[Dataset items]
=== Section Start ===

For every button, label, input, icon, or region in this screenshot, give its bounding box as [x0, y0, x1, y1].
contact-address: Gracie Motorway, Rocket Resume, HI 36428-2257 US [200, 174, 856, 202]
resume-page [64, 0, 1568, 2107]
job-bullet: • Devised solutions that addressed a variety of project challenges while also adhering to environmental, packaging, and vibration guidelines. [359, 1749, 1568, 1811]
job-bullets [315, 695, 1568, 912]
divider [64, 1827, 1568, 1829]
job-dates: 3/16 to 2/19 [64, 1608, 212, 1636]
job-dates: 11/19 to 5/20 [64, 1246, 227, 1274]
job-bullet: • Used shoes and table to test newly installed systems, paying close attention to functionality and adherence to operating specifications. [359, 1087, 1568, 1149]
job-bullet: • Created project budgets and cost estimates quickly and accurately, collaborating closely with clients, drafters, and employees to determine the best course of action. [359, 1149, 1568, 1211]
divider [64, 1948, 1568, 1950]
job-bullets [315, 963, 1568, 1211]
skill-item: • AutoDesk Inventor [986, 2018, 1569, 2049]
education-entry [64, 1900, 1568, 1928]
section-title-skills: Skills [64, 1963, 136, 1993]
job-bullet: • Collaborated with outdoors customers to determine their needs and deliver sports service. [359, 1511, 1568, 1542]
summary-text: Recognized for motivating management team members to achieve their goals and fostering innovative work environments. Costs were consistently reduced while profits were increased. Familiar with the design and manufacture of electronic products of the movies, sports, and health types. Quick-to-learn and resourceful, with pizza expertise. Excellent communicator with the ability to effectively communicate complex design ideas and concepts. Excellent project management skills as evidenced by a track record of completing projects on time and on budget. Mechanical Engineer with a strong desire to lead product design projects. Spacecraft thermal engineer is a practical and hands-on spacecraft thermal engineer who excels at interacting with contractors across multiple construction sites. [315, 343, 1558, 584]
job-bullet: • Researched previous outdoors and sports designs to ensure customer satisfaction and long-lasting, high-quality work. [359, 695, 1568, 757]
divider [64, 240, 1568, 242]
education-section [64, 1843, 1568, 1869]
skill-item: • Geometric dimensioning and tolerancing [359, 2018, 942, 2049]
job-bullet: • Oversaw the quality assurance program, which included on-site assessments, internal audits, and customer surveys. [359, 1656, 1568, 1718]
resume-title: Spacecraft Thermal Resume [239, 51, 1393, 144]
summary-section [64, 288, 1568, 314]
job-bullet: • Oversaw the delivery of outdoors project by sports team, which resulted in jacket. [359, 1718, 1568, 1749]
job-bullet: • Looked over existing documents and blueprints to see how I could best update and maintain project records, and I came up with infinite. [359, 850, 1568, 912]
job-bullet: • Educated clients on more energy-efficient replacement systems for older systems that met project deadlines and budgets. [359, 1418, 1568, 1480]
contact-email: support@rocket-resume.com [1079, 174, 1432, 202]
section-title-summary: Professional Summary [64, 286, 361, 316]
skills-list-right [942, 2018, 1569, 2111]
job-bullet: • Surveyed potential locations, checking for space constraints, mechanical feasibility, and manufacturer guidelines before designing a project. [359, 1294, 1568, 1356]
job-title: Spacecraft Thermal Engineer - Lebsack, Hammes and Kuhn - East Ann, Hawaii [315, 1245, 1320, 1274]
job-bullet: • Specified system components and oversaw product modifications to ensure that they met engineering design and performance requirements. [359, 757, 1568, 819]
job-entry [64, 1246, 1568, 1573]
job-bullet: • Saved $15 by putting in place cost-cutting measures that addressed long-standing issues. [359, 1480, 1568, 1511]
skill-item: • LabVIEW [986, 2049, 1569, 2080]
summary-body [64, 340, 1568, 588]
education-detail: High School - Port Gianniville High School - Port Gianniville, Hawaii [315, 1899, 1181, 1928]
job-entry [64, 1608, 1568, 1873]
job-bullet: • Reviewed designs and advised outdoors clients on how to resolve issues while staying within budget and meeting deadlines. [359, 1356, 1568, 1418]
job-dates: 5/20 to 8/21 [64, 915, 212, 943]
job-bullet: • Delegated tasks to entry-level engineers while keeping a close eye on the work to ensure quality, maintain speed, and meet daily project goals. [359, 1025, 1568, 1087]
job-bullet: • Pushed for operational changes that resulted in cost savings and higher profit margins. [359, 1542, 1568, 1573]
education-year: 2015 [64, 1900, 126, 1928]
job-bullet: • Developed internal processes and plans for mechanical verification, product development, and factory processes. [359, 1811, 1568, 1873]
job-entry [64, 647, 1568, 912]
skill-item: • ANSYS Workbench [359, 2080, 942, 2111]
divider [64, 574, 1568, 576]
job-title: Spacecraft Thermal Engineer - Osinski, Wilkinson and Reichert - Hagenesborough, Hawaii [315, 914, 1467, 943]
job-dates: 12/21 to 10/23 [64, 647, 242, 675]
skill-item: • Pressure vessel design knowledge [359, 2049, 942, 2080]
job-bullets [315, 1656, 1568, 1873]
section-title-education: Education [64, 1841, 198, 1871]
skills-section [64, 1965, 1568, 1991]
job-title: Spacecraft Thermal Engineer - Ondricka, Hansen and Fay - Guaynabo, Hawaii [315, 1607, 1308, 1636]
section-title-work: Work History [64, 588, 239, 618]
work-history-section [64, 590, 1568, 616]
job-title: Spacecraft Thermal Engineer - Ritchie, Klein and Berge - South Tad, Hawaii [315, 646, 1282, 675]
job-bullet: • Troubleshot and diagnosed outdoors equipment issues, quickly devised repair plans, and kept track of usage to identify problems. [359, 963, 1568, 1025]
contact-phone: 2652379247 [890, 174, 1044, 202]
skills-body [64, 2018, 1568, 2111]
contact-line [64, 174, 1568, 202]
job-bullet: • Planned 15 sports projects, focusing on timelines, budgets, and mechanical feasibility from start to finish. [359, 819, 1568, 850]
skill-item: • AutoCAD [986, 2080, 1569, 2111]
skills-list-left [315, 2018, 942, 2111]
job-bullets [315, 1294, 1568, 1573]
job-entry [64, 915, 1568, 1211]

=== Section End ===

YOUR ASSIGNMENT: From the data above, count the lines where "quickly" occurs and give that figure and nothing else.

SOLUTION FOR THIS EXERCISE: 2